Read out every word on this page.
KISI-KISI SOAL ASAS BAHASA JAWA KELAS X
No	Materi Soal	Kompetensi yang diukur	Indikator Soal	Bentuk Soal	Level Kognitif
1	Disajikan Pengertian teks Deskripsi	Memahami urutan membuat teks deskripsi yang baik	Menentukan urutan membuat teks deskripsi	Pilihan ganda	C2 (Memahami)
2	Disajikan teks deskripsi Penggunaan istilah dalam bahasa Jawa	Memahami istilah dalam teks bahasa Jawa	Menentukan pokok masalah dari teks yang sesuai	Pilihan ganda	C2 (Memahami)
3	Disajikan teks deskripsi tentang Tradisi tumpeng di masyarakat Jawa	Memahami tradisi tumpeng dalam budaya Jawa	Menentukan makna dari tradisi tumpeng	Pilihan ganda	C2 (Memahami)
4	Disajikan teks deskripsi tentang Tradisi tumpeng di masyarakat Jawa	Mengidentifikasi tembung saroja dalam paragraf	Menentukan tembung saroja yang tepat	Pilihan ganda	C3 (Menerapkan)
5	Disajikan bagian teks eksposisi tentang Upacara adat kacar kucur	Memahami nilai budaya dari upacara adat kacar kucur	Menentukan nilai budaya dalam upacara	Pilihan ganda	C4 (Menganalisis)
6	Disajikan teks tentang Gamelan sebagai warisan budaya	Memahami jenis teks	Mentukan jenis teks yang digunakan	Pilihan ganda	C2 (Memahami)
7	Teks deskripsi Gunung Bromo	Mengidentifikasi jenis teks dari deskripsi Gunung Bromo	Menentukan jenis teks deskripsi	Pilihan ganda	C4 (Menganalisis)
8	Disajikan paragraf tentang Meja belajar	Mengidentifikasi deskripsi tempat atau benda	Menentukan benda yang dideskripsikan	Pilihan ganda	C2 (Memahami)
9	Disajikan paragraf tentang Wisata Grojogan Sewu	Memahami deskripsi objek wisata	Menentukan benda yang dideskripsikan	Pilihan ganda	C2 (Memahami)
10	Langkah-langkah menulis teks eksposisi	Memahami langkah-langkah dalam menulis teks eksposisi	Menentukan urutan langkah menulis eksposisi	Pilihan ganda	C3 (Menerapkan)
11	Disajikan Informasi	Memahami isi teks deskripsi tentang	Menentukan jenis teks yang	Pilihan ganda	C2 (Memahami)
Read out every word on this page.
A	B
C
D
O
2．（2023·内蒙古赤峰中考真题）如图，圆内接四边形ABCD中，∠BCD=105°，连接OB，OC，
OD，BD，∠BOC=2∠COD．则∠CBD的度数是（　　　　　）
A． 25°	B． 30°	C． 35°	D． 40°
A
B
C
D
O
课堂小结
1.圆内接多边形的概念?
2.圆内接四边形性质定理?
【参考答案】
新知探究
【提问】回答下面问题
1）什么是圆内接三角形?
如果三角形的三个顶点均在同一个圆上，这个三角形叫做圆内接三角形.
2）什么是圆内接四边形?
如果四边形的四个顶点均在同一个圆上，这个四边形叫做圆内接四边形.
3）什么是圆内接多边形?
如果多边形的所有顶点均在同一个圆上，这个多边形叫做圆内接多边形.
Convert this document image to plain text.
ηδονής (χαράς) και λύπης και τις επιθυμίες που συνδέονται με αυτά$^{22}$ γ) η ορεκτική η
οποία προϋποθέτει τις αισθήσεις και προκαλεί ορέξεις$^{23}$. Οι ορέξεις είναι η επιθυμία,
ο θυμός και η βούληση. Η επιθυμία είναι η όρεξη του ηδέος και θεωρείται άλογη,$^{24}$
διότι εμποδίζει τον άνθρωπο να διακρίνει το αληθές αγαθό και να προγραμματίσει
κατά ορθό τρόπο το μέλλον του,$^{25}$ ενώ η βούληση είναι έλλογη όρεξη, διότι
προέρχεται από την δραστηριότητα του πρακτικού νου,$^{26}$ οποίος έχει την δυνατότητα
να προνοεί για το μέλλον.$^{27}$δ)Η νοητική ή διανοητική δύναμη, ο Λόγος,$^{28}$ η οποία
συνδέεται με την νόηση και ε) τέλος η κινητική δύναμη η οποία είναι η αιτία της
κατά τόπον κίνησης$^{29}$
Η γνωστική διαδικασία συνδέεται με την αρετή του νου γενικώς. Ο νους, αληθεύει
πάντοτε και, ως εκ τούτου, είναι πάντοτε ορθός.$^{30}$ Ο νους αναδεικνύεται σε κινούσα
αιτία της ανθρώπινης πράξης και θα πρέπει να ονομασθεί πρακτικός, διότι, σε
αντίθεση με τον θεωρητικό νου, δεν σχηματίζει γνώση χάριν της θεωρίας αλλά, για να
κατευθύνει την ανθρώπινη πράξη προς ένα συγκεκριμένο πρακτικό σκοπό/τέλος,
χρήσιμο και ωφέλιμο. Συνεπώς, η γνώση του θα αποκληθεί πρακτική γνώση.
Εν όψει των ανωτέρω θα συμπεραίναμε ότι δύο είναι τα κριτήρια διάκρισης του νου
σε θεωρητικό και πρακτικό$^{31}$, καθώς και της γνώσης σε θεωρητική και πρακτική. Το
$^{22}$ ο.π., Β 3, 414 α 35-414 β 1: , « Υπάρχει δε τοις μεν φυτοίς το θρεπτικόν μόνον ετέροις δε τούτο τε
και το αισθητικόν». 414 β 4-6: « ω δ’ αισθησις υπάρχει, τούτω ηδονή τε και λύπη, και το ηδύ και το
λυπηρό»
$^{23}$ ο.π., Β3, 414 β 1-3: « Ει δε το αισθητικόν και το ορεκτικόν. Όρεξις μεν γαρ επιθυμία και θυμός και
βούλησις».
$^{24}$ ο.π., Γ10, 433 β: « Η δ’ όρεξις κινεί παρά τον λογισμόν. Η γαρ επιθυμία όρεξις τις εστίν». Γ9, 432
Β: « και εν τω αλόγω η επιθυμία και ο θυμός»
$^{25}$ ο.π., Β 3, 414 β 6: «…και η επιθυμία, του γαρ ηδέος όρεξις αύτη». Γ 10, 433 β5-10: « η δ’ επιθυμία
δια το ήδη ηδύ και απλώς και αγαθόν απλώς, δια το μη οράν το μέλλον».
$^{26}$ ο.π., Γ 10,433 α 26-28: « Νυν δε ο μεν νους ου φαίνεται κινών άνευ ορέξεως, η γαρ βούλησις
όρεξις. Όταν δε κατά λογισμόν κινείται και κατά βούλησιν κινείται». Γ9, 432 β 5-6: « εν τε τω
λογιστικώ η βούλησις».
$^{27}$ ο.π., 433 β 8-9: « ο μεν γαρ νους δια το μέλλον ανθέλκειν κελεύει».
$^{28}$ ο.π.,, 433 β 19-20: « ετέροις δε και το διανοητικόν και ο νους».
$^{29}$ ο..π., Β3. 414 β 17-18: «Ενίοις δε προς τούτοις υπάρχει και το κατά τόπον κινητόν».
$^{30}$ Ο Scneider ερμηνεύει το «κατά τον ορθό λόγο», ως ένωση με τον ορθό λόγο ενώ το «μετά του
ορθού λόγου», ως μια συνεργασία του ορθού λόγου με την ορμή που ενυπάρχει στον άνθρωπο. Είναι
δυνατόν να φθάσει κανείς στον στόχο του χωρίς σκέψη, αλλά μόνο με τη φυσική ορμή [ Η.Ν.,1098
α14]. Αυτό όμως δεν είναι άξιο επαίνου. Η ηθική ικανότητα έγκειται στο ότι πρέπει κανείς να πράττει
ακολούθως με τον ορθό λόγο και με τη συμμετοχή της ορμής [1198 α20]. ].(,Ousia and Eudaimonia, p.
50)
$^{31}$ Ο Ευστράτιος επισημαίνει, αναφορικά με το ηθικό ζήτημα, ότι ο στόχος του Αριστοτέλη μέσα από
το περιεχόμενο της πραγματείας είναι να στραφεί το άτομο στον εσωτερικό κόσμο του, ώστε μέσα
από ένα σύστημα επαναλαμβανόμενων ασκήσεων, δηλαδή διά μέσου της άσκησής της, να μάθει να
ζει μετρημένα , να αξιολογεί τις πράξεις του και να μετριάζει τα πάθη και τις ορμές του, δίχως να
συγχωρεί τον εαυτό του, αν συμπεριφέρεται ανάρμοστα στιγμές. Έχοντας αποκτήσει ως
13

■ ■ ■ ■

Stated exercise. Look through the material and copy each line that has "τέλος".

Correct answer.
συνδέεται με την νόηση και ε) τέλος η κινητική δύναμη η οποία είναι η αιτία της
κατευθύνει την ανθρώπινη πράξη προς ένα συγκεκριμένο πρακτικό σκοπό/τέλος,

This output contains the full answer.